WHAT THE TASK REQUIRES:
Scan the entries and tally the lines that include the string "提示词大全". Reply with the figure alone.

+ + +

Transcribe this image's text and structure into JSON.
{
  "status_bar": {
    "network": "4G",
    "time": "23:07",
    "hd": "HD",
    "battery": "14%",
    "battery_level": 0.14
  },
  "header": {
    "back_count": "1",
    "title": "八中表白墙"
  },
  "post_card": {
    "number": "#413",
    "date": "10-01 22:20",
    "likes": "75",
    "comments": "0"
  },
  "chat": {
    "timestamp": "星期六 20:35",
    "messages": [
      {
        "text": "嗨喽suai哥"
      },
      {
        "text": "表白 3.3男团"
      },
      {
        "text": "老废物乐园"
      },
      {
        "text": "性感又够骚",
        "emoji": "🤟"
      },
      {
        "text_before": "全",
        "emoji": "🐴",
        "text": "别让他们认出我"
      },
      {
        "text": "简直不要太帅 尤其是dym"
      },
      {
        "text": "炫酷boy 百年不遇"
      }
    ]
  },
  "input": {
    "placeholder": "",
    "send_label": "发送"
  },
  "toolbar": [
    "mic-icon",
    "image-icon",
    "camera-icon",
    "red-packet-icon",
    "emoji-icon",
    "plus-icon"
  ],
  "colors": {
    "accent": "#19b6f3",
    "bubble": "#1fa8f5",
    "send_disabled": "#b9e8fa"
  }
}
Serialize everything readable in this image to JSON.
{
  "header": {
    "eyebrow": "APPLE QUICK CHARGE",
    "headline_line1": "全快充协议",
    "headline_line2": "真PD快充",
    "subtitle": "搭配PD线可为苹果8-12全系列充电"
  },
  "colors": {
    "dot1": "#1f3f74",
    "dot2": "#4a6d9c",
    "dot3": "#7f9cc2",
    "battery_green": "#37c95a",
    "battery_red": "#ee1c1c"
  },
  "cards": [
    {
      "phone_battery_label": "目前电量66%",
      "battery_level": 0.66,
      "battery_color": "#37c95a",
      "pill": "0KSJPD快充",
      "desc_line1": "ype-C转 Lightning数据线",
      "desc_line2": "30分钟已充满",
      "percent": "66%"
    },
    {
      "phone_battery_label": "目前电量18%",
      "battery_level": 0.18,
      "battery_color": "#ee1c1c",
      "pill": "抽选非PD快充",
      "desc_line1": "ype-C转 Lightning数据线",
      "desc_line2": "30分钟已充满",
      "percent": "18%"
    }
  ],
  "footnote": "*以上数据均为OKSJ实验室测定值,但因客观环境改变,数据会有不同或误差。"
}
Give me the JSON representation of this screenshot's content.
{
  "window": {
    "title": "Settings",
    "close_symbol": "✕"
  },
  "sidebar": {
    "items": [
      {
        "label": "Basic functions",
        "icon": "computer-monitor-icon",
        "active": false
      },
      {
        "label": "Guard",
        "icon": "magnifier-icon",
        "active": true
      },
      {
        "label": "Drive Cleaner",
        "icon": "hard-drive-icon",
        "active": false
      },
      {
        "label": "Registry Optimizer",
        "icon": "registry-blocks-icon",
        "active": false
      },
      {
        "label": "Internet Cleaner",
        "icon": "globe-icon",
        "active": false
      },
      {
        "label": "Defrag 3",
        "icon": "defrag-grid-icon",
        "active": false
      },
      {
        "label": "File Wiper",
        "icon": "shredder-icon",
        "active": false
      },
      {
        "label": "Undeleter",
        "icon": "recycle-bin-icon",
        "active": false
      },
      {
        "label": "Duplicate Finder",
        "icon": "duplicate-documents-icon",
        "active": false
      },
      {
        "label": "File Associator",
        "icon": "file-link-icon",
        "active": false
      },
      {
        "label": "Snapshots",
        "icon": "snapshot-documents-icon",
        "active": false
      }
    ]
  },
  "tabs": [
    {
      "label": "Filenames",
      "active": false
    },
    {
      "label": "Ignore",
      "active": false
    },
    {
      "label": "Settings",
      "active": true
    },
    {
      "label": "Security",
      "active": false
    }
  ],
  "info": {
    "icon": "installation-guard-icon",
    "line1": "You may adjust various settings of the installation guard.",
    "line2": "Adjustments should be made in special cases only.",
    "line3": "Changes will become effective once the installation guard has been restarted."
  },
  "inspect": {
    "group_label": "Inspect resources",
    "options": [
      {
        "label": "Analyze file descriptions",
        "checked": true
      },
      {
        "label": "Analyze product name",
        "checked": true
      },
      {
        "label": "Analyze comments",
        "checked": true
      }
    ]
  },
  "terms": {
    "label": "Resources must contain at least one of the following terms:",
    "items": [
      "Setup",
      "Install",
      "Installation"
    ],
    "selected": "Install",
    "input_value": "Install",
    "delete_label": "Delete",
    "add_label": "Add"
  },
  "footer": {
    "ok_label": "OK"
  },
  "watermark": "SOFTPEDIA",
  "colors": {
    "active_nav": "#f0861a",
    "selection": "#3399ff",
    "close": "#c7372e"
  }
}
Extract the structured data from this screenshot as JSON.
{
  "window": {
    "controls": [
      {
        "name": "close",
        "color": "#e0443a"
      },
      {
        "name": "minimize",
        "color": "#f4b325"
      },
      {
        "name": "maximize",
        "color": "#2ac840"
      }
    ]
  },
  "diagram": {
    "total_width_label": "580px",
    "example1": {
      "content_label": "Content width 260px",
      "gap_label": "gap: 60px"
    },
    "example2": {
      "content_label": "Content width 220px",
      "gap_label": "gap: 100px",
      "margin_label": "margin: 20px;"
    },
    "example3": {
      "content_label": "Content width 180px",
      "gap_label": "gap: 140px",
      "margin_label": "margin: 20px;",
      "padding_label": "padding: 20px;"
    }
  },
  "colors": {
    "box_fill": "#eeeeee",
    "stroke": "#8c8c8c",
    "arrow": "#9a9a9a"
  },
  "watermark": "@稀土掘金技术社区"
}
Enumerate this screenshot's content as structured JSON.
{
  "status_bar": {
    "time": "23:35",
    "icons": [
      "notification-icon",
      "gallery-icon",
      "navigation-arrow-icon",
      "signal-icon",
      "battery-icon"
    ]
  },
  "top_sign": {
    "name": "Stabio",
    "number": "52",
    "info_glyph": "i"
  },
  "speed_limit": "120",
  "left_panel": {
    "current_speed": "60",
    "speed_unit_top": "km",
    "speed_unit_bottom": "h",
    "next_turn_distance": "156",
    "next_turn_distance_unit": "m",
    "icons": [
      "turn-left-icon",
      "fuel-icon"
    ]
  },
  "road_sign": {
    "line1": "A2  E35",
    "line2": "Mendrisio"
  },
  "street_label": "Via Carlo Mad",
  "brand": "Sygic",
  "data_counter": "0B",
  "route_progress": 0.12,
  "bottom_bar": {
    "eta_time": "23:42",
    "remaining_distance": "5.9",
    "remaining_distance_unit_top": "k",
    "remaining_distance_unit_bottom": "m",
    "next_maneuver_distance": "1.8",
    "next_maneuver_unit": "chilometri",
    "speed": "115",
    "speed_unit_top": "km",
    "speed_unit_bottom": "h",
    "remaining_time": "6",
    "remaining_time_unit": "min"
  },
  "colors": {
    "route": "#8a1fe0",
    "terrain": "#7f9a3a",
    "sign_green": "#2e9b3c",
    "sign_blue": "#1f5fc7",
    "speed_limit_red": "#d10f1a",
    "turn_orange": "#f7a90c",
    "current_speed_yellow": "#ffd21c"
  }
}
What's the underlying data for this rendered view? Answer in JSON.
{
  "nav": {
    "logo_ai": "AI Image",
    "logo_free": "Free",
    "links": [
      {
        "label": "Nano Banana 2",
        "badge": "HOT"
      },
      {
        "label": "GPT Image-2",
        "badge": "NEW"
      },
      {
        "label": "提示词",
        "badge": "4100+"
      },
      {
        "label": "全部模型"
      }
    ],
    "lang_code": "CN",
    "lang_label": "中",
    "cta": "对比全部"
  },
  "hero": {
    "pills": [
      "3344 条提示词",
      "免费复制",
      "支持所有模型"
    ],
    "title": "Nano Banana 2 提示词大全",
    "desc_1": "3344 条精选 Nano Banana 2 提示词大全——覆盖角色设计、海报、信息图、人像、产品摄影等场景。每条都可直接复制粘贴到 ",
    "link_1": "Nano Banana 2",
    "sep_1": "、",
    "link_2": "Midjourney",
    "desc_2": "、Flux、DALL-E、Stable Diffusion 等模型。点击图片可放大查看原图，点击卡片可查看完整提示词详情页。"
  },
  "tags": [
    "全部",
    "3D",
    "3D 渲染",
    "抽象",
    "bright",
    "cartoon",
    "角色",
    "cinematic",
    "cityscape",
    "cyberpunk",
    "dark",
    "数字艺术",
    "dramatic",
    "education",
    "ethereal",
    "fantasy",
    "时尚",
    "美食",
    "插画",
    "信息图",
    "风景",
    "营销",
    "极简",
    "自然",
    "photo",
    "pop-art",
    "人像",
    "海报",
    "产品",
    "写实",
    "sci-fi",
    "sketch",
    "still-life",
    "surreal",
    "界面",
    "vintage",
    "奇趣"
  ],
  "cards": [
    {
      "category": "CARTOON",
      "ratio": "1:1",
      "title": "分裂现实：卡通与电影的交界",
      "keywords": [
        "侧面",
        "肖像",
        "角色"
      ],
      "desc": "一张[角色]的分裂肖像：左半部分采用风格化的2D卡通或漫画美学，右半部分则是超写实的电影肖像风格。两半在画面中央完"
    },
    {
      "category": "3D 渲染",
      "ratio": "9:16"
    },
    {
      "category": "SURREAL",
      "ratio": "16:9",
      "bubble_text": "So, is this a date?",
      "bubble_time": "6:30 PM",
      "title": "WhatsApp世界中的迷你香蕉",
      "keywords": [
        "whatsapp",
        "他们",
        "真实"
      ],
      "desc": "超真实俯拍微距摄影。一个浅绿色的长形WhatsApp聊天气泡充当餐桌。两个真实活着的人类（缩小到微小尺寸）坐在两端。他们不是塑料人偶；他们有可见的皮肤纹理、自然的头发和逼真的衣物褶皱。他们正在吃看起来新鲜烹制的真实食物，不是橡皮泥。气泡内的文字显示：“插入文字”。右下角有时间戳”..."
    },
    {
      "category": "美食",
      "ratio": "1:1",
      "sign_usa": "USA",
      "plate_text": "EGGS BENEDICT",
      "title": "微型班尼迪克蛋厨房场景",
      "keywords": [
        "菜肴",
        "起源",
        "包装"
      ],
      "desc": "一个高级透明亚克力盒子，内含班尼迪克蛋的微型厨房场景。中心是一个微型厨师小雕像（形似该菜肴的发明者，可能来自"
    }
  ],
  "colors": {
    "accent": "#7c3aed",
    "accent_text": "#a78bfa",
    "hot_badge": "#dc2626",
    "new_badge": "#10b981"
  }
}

+ + +

SOLUTION TO THE EXERCISE:
2